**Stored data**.
________

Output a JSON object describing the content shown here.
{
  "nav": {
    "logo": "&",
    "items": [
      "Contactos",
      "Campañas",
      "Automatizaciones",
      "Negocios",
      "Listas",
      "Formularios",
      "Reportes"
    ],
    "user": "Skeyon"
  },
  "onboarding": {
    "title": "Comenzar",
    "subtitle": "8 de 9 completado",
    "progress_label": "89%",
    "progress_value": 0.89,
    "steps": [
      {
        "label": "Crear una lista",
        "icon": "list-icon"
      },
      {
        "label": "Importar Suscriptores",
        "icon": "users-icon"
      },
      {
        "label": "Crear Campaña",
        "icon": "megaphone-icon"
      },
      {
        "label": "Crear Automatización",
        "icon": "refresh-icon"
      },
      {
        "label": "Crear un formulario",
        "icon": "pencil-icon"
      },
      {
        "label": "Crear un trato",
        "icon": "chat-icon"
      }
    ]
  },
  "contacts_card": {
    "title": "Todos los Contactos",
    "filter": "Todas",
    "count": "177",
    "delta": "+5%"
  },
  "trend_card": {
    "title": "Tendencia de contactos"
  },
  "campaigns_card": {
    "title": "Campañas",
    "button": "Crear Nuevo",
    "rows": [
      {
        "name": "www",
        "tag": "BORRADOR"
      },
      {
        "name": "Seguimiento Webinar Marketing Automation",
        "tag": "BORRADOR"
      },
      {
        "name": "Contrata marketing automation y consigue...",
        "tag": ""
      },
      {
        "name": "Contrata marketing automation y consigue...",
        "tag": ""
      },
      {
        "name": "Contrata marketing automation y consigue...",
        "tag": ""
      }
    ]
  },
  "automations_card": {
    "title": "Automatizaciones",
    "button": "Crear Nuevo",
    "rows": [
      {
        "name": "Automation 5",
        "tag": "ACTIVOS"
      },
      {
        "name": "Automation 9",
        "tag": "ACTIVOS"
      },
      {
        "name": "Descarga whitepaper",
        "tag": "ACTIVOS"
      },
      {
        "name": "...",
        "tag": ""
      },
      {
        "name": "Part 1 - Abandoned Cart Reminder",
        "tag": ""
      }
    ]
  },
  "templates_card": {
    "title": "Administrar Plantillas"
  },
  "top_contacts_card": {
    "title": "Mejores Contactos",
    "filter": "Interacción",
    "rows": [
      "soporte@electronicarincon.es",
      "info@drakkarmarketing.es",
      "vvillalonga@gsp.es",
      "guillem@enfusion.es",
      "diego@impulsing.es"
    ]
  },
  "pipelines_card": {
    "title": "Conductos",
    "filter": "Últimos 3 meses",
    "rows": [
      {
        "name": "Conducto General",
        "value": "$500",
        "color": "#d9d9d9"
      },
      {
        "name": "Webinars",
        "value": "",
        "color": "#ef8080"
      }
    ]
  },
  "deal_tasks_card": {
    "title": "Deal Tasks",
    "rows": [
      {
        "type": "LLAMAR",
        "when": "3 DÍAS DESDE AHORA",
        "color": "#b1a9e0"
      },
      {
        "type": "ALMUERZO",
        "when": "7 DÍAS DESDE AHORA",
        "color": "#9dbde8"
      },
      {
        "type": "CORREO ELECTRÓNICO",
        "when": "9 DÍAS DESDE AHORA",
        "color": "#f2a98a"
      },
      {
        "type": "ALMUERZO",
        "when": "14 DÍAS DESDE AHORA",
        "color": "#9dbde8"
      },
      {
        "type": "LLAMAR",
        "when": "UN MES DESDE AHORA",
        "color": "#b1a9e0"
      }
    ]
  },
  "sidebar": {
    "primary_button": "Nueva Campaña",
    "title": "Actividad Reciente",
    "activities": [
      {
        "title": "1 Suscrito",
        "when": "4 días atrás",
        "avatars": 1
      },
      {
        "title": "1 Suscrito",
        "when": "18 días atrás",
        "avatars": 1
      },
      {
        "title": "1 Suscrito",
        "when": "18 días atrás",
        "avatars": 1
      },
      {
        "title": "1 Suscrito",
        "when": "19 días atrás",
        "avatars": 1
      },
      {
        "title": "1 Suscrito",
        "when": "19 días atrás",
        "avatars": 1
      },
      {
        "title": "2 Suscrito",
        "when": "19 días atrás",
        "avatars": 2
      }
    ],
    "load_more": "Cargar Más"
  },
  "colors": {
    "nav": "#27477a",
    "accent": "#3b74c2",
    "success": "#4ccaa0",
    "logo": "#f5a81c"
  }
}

________

**TASK BRIEF**. Copy all of the material word for word.

**REPLY**.
Output a JSON object describing the content shown here.
{
  "nav": {
    "logo": "&",
    "items": [
      "Contactos",
      "Campañas",
      "Automatizaciones",
      "Negocios",
      "Listas",
      "Formularios",
      "Reportes"
    ],
    "user": "Skeyon"
  },
  "onboarding": {
    "title": "Comenzar",
    "subtitle": "8 de 9 completado",
    "progress_label": "89%",
    "progress_value": 0.89,
    "steps": [
      {
        "label": "Crear una lista",
        "icon": "list-icon"
      },
      {
        "label": "Importar Suscriptores",
        "icon": "users-icon"
      },
      {
        "label": "Crear Campaña",
        "icon": "megaphone-icon"
      },
      {
        "label": "Crear Automatización",
        "icon": "refresh-icon"
      },
      {
        "label": "Crear un formulario",
        "icon": "pencil-icon"
      },
      {
        "label": "Crear un trato",
        "icon": "chat-icon"
      }
    ]
  },
  "contacts_card": {
    "title": "Todos los Contactos",
    "filter": "Todas",
    "count": "177",
    "delta": "+5%"
  },
  "trend_card": {
    "title": "Tendencia de contactos"
  },
  "campaigns_card": {
    "title": "Campañas",
    "button": "Crear Nuevo",
    "rows": [
      {
        "name": "www",
        "tag": "BORRADOR"
      },
      {
        "name": "Seguimiento Webinar Marketing Automation",
        "tag": "BORRADOR"
      },
      {
        "name": "Contrata marketing automation y consigue...",
        "tag": ""
      },
      {
        "name": "Contrata marketing automation y consigue...",
        "tag": ""
      },
      {
        "name": "Contrata marketing automation y consigue...",
        "tag": ""
      }
    ]
  },
  "automations_card": {
    "title": "Automatizaciones",
    "button": "Crear Nuevo",
    "rows": [
      {
        "name": "Automation 5",
        "tag": "ACTIVOS"
      },
      {
        "name": "Automation 9",
        "tag": "ACTIVOS"
      },
      {
        "name": "Descarga whitepaper",
        "tag": "ACTIVOS"
      },
      {
        "name": "...",
        "tag": ""
      },
      {
        "name": "Part 1 - Abandoned Cart Reminder",
        "tag": ""
      }
    ]
  },
  "templates_card": {
    "title": "Administrar Plantillas"
  },
  "top_contacts_card": {
    "title": "Mejores Contactos",
    "filter": "Interacción",
    "rows": [
      "soporte@electronicarincon.es",
      "info@drakkarmarketing.es",
      "vvillalonga@gsp.es",
      "guillem@enfusion.es",
      "diego@impulsing.es"
    ]
  },
  "pipelines_card": {
    "title": "Conductos",
    "filter": "Últimos 3 meses",
    "rows": [
      {
        "name": "Conducto General",
        "value": "$500",
        "color": "#d9d9d9"
      },
      {
        "name": "Webinars",
        "value": "",
        "color": "#ef8080"
      }
    ]
  },
  "deal_tasks_card": {
    "title": "Deal Tasks",
    "rows": [
      {
        "type": "LLAMAR",
        "when": "3 DÍAS DESDE AHORA",
        "color": "#b1a9e0"
      },
      {
        "type": "ALMUERZO",
        "when": "7 DÍAS DESDE AHORA",
        "color": "#9dbde8"
      },
      {
        "type": "CORREO ELECTRÓNICO",
        "when": "9 DÍAS DESDE AHORA",
        "color": "#f2a98a"
      },
      {
        "type": "ALMUERZO",
        "when": "14 DÍAS DESDE AHORA",
        "color": "#9dbde8"
      },
      {
        "type": "LLAMAR",
        "when": "UN MES DESDE AHORA",
        "color": "#b1a9e0"
      }
    ]
  },
  "sidebar": {
    "primary_button": "Nueva Campaña",
    "title": "Actividad Reciente",
    "activities": [
      {
        "title": "1 Suscrito",
        "when": "4 días atrás",
        "avatars": 1
      },
      {
        "title": "1 Suscrito",
        "when": "18 días atrás",
        "avatars": 1
      },
      {
        "title": "1 Suscrito",
        "when": "18 días atrás",
        "avatars": 1
      },
      {
        "title": "1 Suscrito",
        "when": "19 días atrás",
        "avatars": 1
      },
      {
        "title": "1 Suscrito",
        "when": "19 días atrás",
        "avatars": 1
      },
      {
        "title": "2 Suscrito",
        "when": "19 días atrás",
        "avatars": 2
      }
    ],
    "load_more": "Cargar Más"
  },
  "colors": {
    "nav": "#27477a",
    "accent": "#3b74c2",
    "success": "#4ccaa0",
    "logo": "#f5a81c"
  }
}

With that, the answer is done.